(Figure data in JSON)

—————

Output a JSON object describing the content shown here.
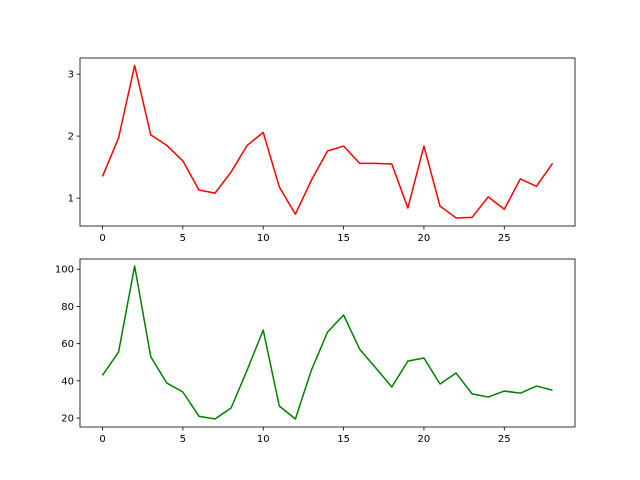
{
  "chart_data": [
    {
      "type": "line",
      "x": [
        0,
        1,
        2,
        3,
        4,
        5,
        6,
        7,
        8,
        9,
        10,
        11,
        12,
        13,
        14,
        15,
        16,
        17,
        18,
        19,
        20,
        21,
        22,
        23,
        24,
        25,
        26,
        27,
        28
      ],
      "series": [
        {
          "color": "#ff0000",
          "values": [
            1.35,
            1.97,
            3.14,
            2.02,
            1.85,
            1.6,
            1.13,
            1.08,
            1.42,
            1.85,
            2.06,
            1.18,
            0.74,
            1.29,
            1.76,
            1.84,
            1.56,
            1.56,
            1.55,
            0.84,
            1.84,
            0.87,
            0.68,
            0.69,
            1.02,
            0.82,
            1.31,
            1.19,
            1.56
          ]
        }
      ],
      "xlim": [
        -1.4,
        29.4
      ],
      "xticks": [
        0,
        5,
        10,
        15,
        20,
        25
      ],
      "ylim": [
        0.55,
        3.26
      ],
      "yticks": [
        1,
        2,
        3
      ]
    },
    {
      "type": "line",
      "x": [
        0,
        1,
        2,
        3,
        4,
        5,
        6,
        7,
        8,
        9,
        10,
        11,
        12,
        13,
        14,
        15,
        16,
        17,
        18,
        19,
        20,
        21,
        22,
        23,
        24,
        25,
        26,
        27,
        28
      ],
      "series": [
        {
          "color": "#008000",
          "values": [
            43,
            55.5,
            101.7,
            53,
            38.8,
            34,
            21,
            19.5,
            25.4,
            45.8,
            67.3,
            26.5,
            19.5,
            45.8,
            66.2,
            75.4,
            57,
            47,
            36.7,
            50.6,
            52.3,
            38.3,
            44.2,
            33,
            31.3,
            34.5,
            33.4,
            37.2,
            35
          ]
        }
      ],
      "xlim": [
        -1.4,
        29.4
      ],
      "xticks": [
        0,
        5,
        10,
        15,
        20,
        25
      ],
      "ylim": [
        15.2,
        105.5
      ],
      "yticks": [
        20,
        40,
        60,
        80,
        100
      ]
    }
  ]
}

—————

→ **SET PROBLEM**: Without the pictures, restate all the entries above exactly.

→ **RESULT OF THIS EXERCISE**:
Output a JSON object describing the content shown here.
{
  "chart_data": [
    {
      "type": "line",
      "x": [
        0,
        1,
        2,
        3,
        4,
        5,
        6,
        7,
        8,
        9,
        10,
        11,
        12,
        13,
        14,
        15,
        16,
        17,
        18,
        19,
        20,
        21,
        22,
        23,
        24,
        25,
        26,
        27,
        28
      ],
      "series": [
        {
          "color": "#ff0000",
          "values": [
            1.35,
            1.97,
            3.14,
            2.02,
            1.85,
            1.6,
            1.13,
            1.08,
            1.42,
            1.85,
            2.06,
            1.18,
            0.74,
            1.29,
            1.76,
            1.84,
            1.56,
            1.56,
            1.55,
            0.84,
            1.84,
            0.87,
            0.68,
            0.69,
            1.02,
            0.82,
            1.31,
            1.19,
            1.56
          ]
        }
      ],
      "xlim": [
        -1.4,
        29.4
      ],
      "xticks": [
        0,
        5,
        10,
        15,
        20,
        25
      ],
      "ylim": [
        0.55,
        3.26
      ],
      "yticks": [
        1,
        2,
        3
      ]
    },
    {
      "type": "line",
      "x": [
        0,
        1,
        2,
        3,
        4,
        5,
        6,
        7,
        8,
        9,
        10,
        11,
        12,
        13,
        14,
        15,
        16,
        17,
        18,
        19,
        20,
        21,
        22,
        23,
        24,
        25,
        26,
        27,
        28
      ],
      "series": [
        {
          "color": "#008000",
          "values": [
            43,
            55.5,
            101.7,
            53,
            38.8,
            34,
            21,
            19.5,
            25.4,
            45.8,
            67.3,
            26.5,
            19.5,
            45.8,
            66.2,
            75.4,
            57,
            47,
            36.7,
            50.6,
            52.3,
            38.3,
            44.2,
            33,
            31.3,
            34.5,
            33.4,
            37.2,
            35
          ]
        }
      ],
      "xlim": [
        -1.4,
        29.4
      ],
      "xticks": [
        0,
        5,
        10,
        15,
        20,
        25
      ],
      "ylim": [
        15.2,
        105.5
      ],
      "yticks": [
        20,
        40,
        60,
        80,
        100
      ]
    }
  ]
}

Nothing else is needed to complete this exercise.